[What the task asks]
Print exactly, and only, the lines running from the line containing "Read out every word on this page." through the end of the records below.

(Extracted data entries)
****

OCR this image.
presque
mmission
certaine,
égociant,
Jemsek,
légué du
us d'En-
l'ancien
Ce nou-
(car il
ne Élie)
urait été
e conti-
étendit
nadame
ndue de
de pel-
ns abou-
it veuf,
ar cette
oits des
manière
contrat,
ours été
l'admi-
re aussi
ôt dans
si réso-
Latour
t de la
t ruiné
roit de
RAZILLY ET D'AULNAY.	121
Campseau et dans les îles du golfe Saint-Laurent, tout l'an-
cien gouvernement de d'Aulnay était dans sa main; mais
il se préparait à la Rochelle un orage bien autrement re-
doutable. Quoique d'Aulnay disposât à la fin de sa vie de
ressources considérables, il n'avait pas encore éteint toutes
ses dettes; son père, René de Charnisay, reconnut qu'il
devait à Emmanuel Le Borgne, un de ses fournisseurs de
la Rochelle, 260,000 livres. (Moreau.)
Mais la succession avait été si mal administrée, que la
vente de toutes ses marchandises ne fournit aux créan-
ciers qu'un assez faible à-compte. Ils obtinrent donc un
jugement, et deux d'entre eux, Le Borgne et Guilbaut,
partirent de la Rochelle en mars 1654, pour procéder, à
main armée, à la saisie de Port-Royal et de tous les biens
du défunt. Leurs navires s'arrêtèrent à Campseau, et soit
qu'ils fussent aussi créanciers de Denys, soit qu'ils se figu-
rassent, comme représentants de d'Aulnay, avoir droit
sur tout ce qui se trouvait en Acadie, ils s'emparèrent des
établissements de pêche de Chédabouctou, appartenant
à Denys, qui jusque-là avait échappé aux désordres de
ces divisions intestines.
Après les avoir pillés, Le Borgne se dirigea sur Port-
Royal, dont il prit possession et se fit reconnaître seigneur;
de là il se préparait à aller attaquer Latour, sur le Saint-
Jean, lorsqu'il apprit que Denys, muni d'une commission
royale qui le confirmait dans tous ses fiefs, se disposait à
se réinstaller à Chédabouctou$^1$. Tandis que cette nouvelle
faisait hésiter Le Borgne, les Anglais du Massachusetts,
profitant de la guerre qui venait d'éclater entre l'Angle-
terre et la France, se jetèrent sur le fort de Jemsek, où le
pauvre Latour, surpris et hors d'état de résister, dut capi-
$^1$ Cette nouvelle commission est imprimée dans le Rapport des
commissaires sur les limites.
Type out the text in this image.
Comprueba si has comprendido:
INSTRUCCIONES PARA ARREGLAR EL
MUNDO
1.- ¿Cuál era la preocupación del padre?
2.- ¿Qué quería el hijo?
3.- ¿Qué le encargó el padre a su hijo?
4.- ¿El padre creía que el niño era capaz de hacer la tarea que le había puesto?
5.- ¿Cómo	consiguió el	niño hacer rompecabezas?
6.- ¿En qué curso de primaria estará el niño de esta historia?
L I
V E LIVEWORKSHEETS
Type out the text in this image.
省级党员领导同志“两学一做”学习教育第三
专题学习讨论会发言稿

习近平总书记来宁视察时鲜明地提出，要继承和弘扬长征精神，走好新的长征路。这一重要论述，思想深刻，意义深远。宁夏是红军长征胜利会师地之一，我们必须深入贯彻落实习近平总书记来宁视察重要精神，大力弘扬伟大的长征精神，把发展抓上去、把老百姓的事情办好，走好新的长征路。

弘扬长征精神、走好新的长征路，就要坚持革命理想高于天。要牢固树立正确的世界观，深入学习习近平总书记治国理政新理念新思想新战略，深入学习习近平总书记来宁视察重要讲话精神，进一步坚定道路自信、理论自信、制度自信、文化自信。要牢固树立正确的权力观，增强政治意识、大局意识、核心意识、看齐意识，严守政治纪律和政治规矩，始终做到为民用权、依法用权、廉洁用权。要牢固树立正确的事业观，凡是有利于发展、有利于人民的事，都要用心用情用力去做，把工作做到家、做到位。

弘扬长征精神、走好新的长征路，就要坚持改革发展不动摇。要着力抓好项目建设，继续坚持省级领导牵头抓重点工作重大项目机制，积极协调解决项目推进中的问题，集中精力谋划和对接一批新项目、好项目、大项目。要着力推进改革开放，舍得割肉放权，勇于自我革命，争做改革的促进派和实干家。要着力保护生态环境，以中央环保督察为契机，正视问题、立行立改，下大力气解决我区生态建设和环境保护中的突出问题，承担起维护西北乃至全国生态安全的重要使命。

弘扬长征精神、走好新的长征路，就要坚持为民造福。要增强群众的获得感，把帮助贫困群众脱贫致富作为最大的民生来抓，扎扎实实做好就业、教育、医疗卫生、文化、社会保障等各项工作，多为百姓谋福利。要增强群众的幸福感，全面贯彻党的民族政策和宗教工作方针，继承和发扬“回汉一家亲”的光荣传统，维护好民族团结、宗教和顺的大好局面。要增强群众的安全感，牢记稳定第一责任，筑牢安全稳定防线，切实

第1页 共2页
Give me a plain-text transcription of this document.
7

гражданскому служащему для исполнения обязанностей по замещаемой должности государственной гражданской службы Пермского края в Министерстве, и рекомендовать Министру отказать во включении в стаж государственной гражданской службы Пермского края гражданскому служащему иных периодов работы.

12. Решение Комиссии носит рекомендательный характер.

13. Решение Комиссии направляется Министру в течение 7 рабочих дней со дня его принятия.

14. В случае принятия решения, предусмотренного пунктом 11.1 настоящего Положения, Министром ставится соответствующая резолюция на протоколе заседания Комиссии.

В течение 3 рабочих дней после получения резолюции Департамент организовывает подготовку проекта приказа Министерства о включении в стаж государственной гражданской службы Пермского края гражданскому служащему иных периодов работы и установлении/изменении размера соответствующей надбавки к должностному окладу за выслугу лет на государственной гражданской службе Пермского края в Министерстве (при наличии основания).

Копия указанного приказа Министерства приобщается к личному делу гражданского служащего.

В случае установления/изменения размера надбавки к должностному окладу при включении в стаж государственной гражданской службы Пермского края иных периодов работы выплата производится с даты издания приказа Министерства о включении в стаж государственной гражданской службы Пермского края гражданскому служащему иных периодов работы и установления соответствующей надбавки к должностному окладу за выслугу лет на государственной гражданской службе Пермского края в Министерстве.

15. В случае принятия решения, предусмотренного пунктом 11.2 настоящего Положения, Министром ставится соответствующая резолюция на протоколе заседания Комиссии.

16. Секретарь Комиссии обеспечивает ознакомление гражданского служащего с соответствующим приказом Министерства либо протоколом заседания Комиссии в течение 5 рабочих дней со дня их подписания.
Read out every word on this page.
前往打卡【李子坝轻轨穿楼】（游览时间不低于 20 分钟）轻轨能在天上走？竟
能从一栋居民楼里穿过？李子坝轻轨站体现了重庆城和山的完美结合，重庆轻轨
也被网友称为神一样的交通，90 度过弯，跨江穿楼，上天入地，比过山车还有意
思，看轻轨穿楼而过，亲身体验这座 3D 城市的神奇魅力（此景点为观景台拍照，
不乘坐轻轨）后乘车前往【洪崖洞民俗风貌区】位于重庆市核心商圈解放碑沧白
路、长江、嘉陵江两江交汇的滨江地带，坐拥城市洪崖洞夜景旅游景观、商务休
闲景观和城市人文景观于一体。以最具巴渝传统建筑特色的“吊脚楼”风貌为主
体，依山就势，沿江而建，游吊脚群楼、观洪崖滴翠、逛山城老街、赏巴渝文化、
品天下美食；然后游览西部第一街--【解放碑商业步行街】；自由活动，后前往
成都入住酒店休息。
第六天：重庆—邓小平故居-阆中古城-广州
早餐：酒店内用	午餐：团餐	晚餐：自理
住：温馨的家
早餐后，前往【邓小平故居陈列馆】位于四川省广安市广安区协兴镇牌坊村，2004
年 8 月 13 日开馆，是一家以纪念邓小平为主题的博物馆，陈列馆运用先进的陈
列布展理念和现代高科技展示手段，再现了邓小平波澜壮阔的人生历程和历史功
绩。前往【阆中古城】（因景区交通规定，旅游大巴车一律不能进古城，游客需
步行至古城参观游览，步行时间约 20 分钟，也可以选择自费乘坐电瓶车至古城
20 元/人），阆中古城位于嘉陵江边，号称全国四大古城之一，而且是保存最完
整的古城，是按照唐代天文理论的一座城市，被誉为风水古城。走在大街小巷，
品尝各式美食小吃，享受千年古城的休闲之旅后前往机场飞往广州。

****

[Written answer]
Read out every word on this page.
前往打卡【李子坝轻轨穿楼】（游览时间不低于 20 分钟）轻轨能在天上走？竟
能从一栋居民楼里穿过？李子坝轻轨站体现了重庆城和山的完美结合，重庆轻轨
也被网友称为神一样的交通，90 度过弯，跨江穿楼，上天入地，比过山车还有意
思，看轻轨穿楼而过，亲身体验这座 3D 城市的神奇魅力（此景点为观景台拍照，
不乘坐轻轨）后乘车前往【洪崖洞民俗风貌区】位于重庆市核心商圈解放碑沧白
路、长江、嘉陵江两江交汇的滨江地带，坐拥城市洪崖洞夜景旅游景观、商务休
闲景观和城市人文景观于一体。以最具巴渝传统建筑特色的“吊脚楼”风貌为主
体，依山就势，沿江而建，游吊脚群楼、观洪崖滴翠、逛山城老街、赏巴渝文化、
品天下美食；然后游览西部第一街--【解放碑商业步行街】；自由活动，后前往
成都入住酒店休息。
第六天：重庆—邓小平故居-阆中古城-广州
早餐：酒店内用	午餐：团餐	晚餐：自理
住：温馨的家
早餐后，前往【邓小平故居陈列馆】位于四川省广安市广安区协兴镇牌坊村，2004
年 8 月 13 日开馆，是一家以纪念邓小平为主题的博物馆，陈列馆运用先进的陈
列布展理念和现代高科技展示手段，再现了邓小平波澜壮阔的人生历程和历史功
绩。前往【阆中古城】（因景区交通规定，旅游大巴车一律不能进古城，游客需
步行至古城参观游览，步行时间约 20 分钟，也可以选择自费乘坐电瓶车至古城
20 元/人），阆中古城位于嘉陵江边，号称全国四大古城之一，而且是保存最完
整的古城，是按照唐代天文理论的一座城市，被誉为风水古城。走在大街小巷，
品尝各式美食小吃，享受千年古城的休闲之旅后前往机场飞往广州。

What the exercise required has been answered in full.